### WRITTEN INSTRUCTION
Repeat each record exactly as written, and drop any images.
• • • • • • •
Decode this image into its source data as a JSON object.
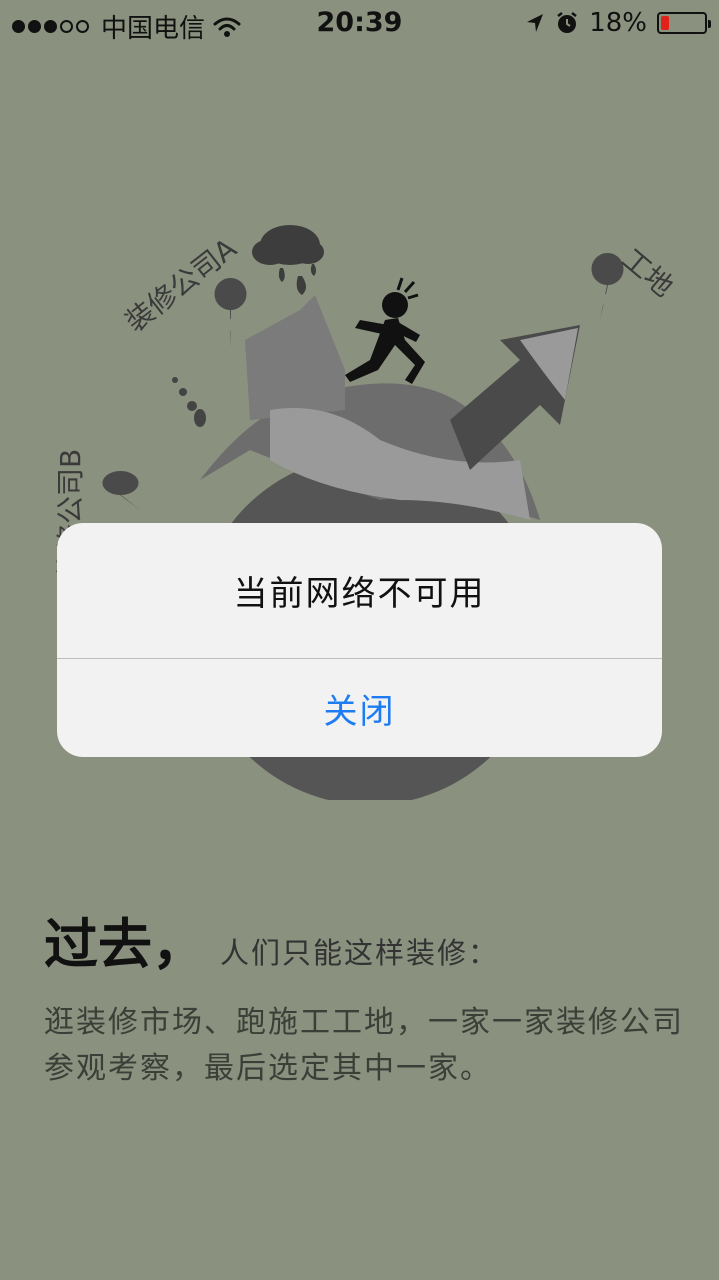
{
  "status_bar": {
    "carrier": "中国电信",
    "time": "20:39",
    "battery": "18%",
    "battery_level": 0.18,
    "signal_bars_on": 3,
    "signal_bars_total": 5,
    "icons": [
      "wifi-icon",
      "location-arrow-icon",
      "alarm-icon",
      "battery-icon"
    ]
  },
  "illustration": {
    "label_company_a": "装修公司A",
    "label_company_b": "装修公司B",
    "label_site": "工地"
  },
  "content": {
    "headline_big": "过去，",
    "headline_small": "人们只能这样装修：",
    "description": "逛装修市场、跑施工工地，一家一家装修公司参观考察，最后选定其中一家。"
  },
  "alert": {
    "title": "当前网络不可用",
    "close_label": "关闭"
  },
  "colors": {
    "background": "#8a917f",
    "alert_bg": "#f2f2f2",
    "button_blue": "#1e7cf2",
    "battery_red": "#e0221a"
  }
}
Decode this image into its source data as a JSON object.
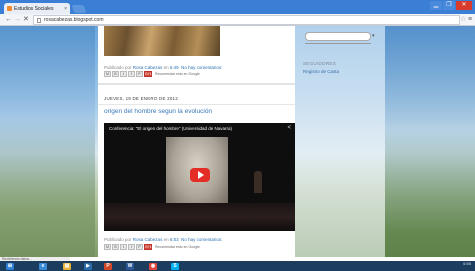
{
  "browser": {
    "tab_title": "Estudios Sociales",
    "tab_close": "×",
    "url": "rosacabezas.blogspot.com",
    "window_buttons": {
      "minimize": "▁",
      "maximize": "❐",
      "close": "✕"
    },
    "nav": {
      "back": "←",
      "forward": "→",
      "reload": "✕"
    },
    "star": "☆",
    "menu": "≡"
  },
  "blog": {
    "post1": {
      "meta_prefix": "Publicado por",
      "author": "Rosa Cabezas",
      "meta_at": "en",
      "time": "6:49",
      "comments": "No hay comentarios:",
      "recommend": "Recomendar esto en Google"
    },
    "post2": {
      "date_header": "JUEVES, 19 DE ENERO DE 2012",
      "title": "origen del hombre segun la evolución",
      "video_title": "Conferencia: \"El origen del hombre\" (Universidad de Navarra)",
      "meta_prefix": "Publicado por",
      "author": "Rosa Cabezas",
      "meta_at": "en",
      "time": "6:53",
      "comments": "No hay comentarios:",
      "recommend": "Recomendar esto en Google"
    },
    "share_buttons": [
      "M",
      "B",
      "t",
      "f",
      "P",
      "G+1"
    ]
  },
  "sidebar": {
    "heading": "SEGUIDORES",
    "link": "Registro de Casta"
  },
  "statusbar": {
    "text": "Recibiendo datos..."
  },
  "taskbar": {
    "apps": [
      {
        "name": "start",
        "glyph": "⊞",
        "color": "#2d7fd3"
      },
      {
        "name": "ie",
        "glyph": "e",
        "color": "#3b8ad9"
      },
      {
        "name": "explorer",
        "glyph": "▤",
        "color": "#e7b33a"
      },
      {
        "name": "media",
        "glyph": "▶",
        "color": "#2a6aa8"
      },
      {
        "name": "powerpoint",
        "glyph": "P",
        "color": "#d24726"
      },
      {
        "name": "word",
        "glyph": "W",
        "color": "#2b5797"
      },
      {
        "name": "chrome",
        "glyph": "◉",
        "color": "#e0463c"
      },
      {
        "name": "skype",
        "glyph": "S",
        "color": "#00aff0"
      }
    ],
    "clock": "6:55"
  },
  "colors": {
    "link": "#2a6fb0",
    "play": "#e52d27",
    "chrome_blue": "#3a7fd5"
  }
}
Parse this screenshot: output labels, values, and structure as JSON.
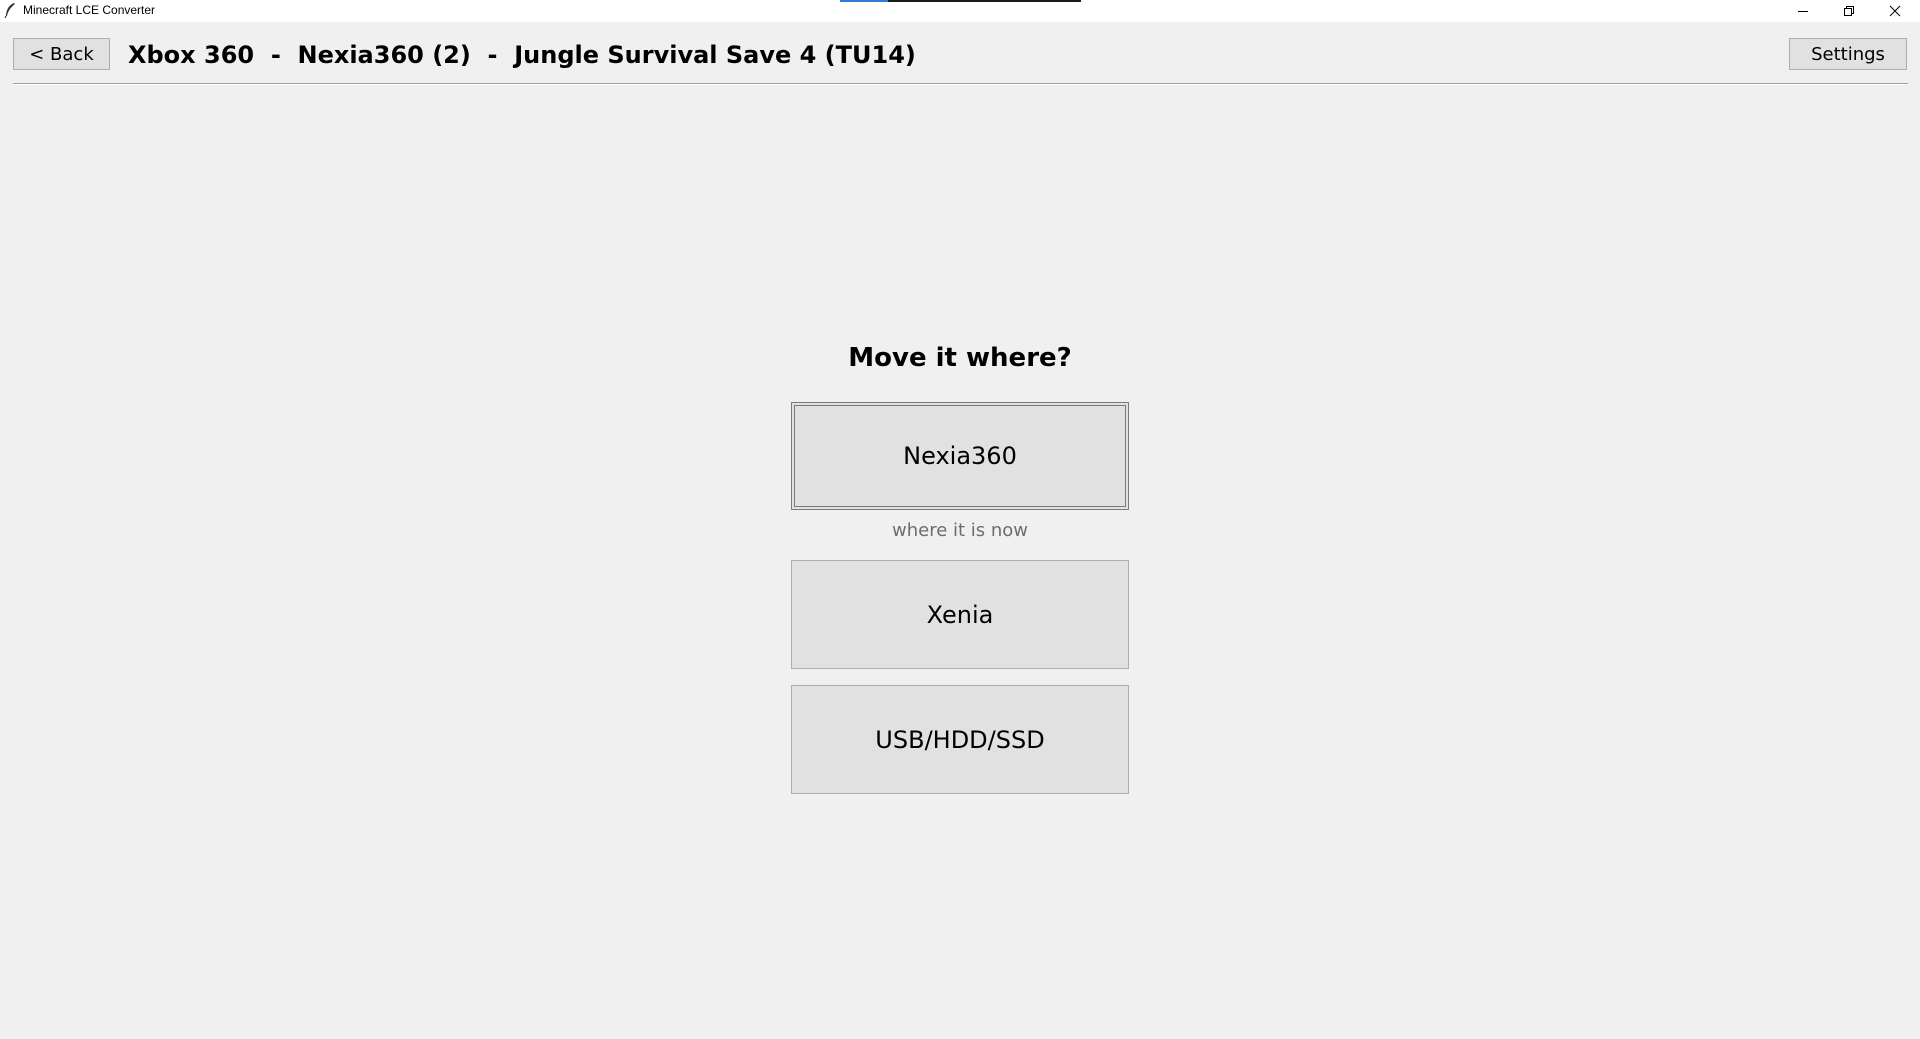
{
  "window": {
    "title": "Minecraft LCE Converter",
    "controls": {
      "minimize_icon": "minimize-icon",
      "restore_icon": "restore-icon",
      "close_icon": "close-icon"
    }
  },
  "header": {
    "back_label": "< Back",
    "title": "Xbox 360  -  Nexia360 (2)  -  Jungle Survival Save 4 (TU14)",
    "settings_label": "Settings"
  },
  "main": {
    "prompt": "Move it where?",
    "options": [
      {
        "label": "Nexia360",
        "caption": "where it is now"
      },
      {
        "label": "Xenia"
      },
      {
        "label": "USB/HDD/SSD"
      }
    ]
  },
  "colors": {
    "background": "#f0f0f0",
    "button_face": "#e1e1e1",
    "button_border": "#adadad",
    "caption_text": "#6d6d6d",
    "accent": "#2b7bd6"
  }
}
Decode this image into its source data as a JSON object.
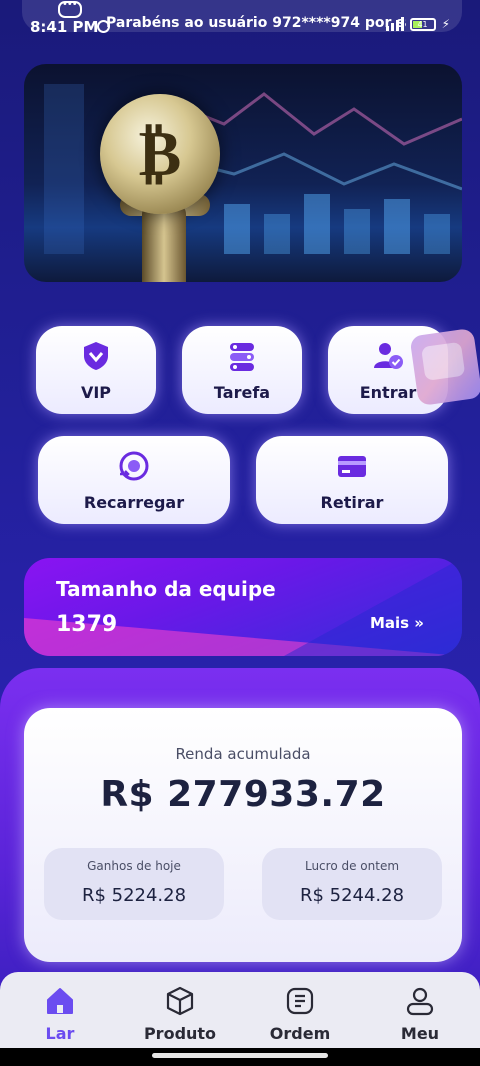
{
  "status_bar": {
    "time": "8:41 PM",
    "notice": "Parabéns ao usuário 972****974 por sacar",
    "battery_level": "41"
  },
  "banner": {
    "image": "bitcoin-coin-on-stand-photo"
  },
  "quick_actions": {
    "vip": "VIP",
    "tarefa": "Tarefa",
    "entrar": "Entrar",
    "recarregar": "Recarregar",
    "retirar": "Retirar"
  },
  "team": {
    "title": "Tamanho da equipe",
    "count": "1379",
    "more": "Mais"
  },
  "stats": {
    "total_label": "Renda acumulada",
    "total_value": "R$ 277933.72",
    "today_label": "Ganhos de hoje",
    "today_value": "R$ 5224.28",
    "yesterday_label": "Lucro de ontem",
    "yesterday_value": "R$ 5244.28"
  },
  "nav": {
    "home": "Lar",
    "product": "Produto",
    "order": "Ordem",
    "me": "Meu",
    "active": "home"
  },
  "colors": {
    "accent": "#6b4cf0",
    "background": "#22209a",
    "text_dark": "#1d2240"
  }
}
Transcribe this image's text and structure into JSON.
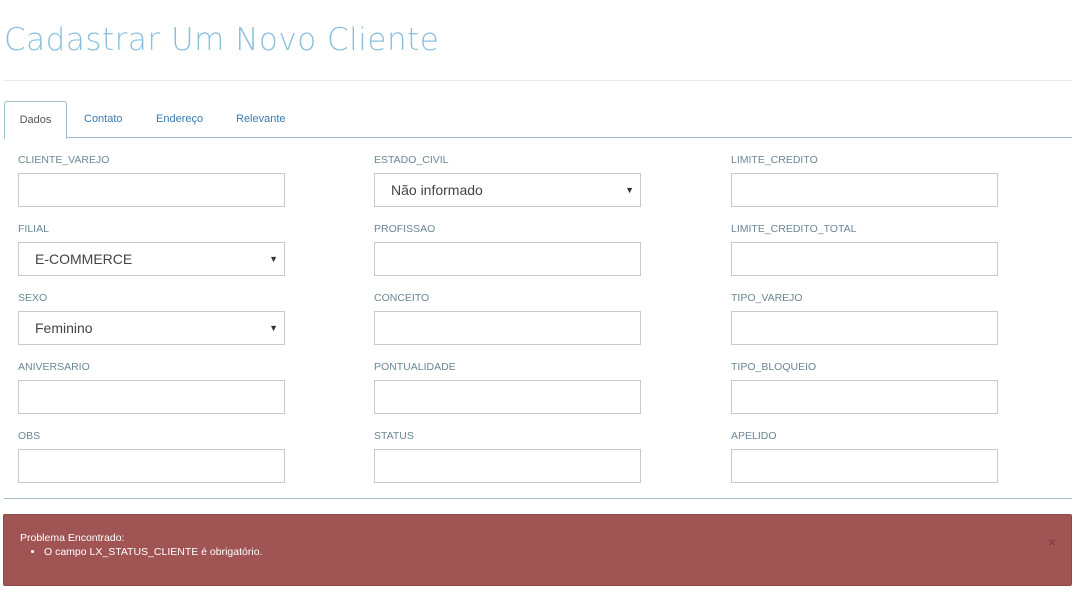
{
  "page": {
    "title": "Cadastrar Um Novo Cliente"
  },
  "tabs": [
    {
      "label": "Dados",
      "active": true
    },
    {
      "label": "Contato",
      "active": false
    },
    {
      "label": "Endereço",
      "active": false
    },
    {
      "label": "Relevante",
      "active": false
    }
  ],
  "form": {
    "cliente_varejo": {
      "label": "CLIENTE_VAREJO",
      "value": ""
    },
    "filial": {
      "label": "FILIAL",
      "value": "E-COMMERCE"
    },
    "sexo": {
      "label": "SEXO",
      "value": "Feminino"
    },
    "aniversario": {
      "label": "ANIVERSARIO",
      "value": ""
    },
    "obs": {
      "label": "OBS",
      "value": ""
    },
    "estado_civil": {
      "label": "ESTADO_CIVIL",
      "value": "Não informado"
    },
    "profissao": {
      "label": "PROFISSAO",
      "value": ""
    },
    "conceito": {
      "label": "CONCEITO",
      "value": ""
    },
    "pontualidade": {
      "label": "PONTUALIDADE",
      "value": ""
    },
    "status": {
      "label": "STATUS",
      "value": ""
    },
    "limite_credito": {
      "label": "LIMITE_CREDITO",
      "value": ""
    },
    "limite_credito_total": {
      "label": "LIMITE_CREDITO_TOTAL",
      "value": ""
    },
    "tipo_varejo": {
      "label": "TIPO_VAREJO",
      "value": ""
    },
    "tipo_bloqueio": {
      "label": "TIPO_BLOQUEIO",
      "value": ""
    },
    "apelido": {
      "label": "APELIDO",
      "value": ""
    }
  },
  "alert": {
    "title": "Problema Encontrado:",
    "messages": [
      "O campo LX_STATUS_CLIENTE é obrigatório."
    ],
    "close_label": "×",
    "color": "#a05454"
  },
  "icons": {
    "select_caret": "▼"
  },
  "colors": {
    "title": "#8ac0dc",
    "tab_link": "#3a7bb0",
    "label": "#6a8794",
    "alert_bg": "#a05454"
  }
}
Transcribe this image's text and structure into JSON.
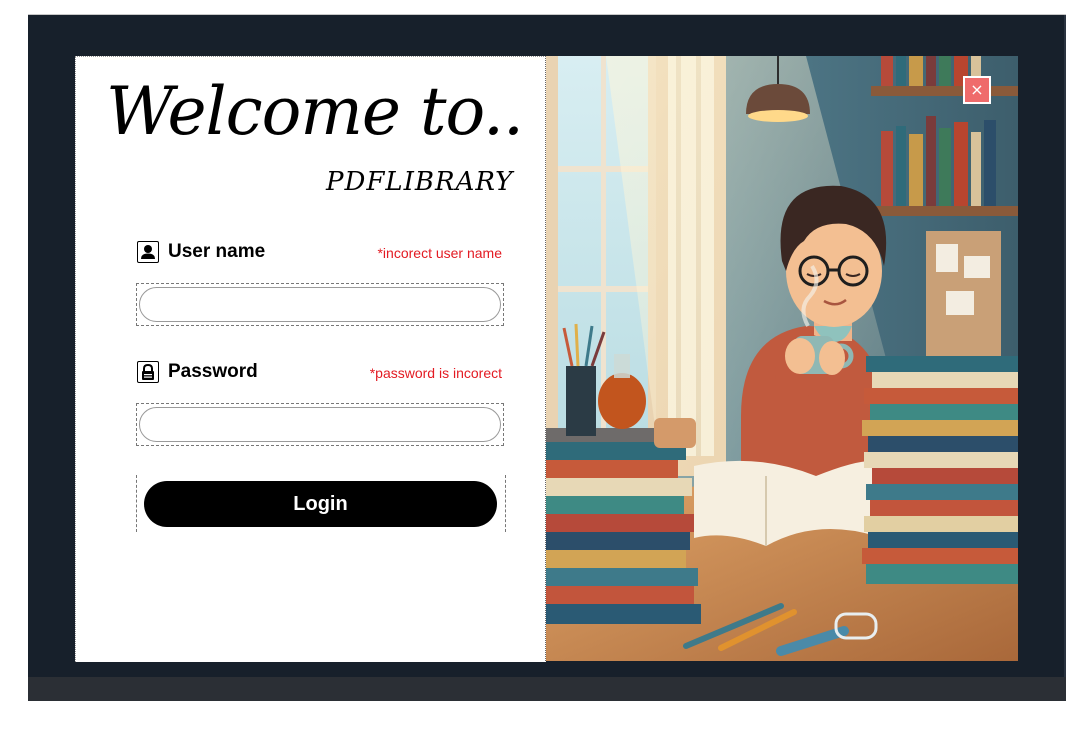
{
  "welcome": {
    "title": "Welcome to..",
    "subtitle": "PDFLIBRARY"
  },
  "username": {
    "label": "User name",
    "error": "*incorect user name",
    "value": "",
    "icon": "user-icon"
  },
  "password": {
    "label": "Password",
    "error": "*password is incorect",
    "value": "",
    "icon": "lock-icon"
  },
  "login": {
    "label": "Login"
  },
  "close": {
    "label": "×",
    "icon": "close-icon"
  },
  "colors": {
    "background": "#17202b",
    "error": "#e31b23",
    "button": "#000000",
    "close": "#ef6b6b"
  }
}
• • • • • • •
### SOLUTION FOR THIS TASK
Decode this image into its source data as a JSON object.
{
  "status_bar": {
    "carrier": "中国电信",
    "time": "20:39",
    "battery": "18%",
    "battery_level": 0.18,
    "signal_bars_on": 3,
    "signal_bars_total": 5,
    "icons": [
      "wifi-icon",
      "location-arrow-icon",
      "alarm-icon",
      "battery-icon"
    ]
  },
  "illustration": {
    "label_company_a": "装修公司A",
    "label_company_b": "装修公司B",
    "label_site": "工地"
  },
  "content": {
    "headline_big": "过去，",
    "headline_small": "人们只能这样装修：",
    "description": "逛装修市场、跑施工工地，一家一家装修公司参观考察，最后选定其中一家。"
  },
  "alert": {
    "title": "当前网络不可用",
    "close_label": "关闭"
  },
  "colors": {
    "background": "#8a917f",
    "alert_bg": "#f2f2f2",
    "button_blue": "#1e7cf2",
    "battery_red": "#e0221a"
  }
}
Decode this image into its source data as a JSON object.
{
  "browser": {
    "tab_title": "Estudios Sociales",
    "tab_close": "×",
    "url": "rosacabezas.blogspot.com",
    "window_buttons": {
      "minimize": "▁",
      "maximize": "❐",
      "close": "✕"
    },
    "nav": {
      "back": "←",
      "forward": "→",
      "reload": "✕"
    },
    "star": "☆",
    "menu": "≡"
  },
  "blog": {
    "post1": {
      "meta_prefix": "Publicado por",
      "author": "Rosa Cabezas",
      "meta_at": "en",
      "time": "6:49",
      "comments": "No hay comentarios:",
      "recommend": "Recomendar esto en Google"
    },
    "post2": {
      "date_header": "JUEVES, 19 DE ENERO DE 2012",
      "title": "origen del hombre segun la evolución",
      "video_title": "Conferencia: \"El origen del hombre\" (Universidad de Navarra)",
      "meta_prefix": "Publicado por",
      "author": "Rosa Cabezas",
      "meta_at": "en",
      "time": "6:53",
      "comments": "No hay comentarios:",
      "recommend": "Recomendar esto en Google"
    },
    "share_buttons": [
      "M",
      "B",
      "t",
      "f",
      "P",
      "G+1"
    ]
  },
  "sidebar": {
    "heading": "SEGUIDORES",
    "link": "Registro de Casta"
  },
  "statusbar": {
    "text": "Recibiendo datos..."
  },
  "taskbar": {
    "apps": [
      {
        "name": "start",
        "glyph": "⊞",
        "color": "#2d7fd3"
      },
      {
        "name": "ie",
        "glyph": "e",
        "color": "#3b8ad9"
      },
      {
        "name": "explorer",
        "glyph": "▤",
        "color": "#e7b33a"
      },
      {
        "name": "media",
        "glyph": "▶",
        "color": "#2a6aa8"
      },
      {
        "name": "powerpoint",
        "glyph": "P",
        "color": "#d24726"
      },
      {
        "name": "word",
        "glyph": "W",
        "color": "#2b5797"
      },
      {
        "name": "chrome",
        "glyph": "◉",
        "color": "#e0463c"
      },
      {
        "name": "skype",
        "glyph": "S",
        "color": "#00aff0"
      }
    ],
    "clock": "6:55"
  },
  "colors": {
    "link": "#2a6fb0",
    "play": "#e52d27",
    "chrome_blue": "#3a7fd5"
  }
}
Parse this screenshot: output labels, values, and structure as JSON.
{
  "window": {
    "title": "Minecraft LCE Converter",
    "controls": {
      "minimize_icon": "minimize-icon",
      "restore_icon": "restore-icon",
      "close_icon": "close-icon"
    }
  },
  "header": {
    "back_label": "< Back",
    "title": "Xbox 360  -  Nexia360 (2)  -  Jungle Survival Save 4 (TU14)",
    "settings_label": "Settings"
  },
  "main": {
    "prompt": "Move it where?",
    "options": [
      {
        "label": "Nexia360",
        "caption": "where it is now"
      },
      {
        "label": "Xenia"
      },
      {
        "label": "USB/HDD/SSD"
      }
    ]
  },
  "colors": {
    "background": "#f0f0f0",
    "button_face": "#e1e1e1",
    "button_border": "#adadad",
    "caption_text": "#6d6d6d",
    "accent": "#2b7bd6"
  }
}
Decode this image into its source data as a JSON object.
{
  "status_bar": {
    "time": "8:41 PM",
    "notice": "Parabéns ao usuário 972****974 por sacar",
    "battery_level": "41"
  },
  "banner": {
    "image": "bitcoin-coin-on-stand-photo"
  },
  "quick_actions": {
    "vip": "VIP",
    "tarefa": "Tarefa",
    "entrar": "Entrar",
    "recarregar": "Recarregar",
    "retirar": "Retirar"
  },
  "team": {
    "title": "Tamanho da equipe",
    "count": "1379",
    "more": "Mais"
  },
  "stats": {
    "total_label": "Renda acumulada",
    "total_value": "R$ 277933.72",
    "today_label": "Ganhos de hoje",
    "today_value": "R$ 5224.28",
    "yesterday_label": "Lucro de ontem",
    "yesterday_value": "R$ 5244.28"
  },
  "nav": {
    "home": "Lar",
    "product": "Produto",
    "order": "Ordem",
    "me": "Meu",
    "active": "home"
  },
  "colors": {
    "accent": "#6b4cf0",
    "background": "#22209a",
    "text_dark": "#1d2240"
  }
}
Transcribe this image's text and structure into JSON.
{
  "page": {
    "title": "Cadastrar Um Novo Cliente"
  },
  "tabs": [
    {
      "label": "Dados",
      "active": true
    },
    {
      "label": "Contato",
      "active": false
    },
    {
      "label": "Endereço",
      "active": false
    },
    {
      "label": "Relevante",
      "active": false
    }
  ],
  "form": {
    "cliente_varejo": {
      "label": "CLIENTE_VAREJO",
      "value": ""
    },
    "filial": {
      "label": "FILIAL",
      "value": "E-COMMERCE"
    },
    "sexo": {
      "label": "SEXO",
      "value": "Feminino"
    },
    "aniversario": {
      "label": "ANIVERSARIO",
      "value": ""
    },
    "obs": {
      "label": "OBS",
      "value": ""
    },
    "estado_civil": {
      "label": "ESTADO_CIVIL",
      "value": "Não informado"
    },
    "profissao": {
      "label": "PROFISSAO",
      "value": ""
    },
    "conceito": {
      "label": "CONCEITO",
      "value": ""
    },
    "pontualidade": {
      "label": "PONTUALIDADE",
      "value": ""
    },
    "status": {
      "label": "STATUS",
      "value": ""
    },
    "limite_credito": {
      "label": "LIMITE_CREDITO",
      "value": ""
    },
    "limite_credito_total": {
      "label": "LIMITE_CREDITO_TOTAL",
      "value": ""
    },
    "tipo_varejo": {
      "label": "TIPO_VAREJO",
      "value": ""
    },
    "tipo_bloqueio": {
      "label": "TIPO_BLOQUEIO",
      "value": ""
    },
    "apelido": {
      "label": "APELIDO",
      "value": ""
    }
  },
  "alert": {
    "title": "Problema Encontrado:",
    "messages": [
      "O campo LX_STATUS_CLIENTE é obrigatório."
    ],
    "close_label": "×",
    "color": "#a05454"
  },
  "icons": {
    "select_caret": "▼"
  },
  "colors": {
    "title": "#8ac0dc",
    "tab_link": "#3a7bb0",
    "label": "#6a8794",
    "alert_bg": "#a05454"
  }
}
Transcribe this image's text and structure into JSON.
{
  "welcome": {
    "title": "Welcome to..",
    "subtitle": "PDFLIBRARY"
  },
  "username": {
    "label": "User name",
    "error": "*incorect user name",
    "value": "",
    "icon": "user-icon"
  },
  "password": {
    "label": "Password",
    "error": "*password is incorect",
    "value": "",
    "icon": "lock-icon"
  },
  "login": {
    "label": "Login"
  },
  "close": {
    "label": "×",
    "icon": "close-icon"
  },
  "colors": {
    "background": "#17202b",
    "error": "#e31b23",
    "button": "#000000",
    "close": "#ef6b6b"
  }
}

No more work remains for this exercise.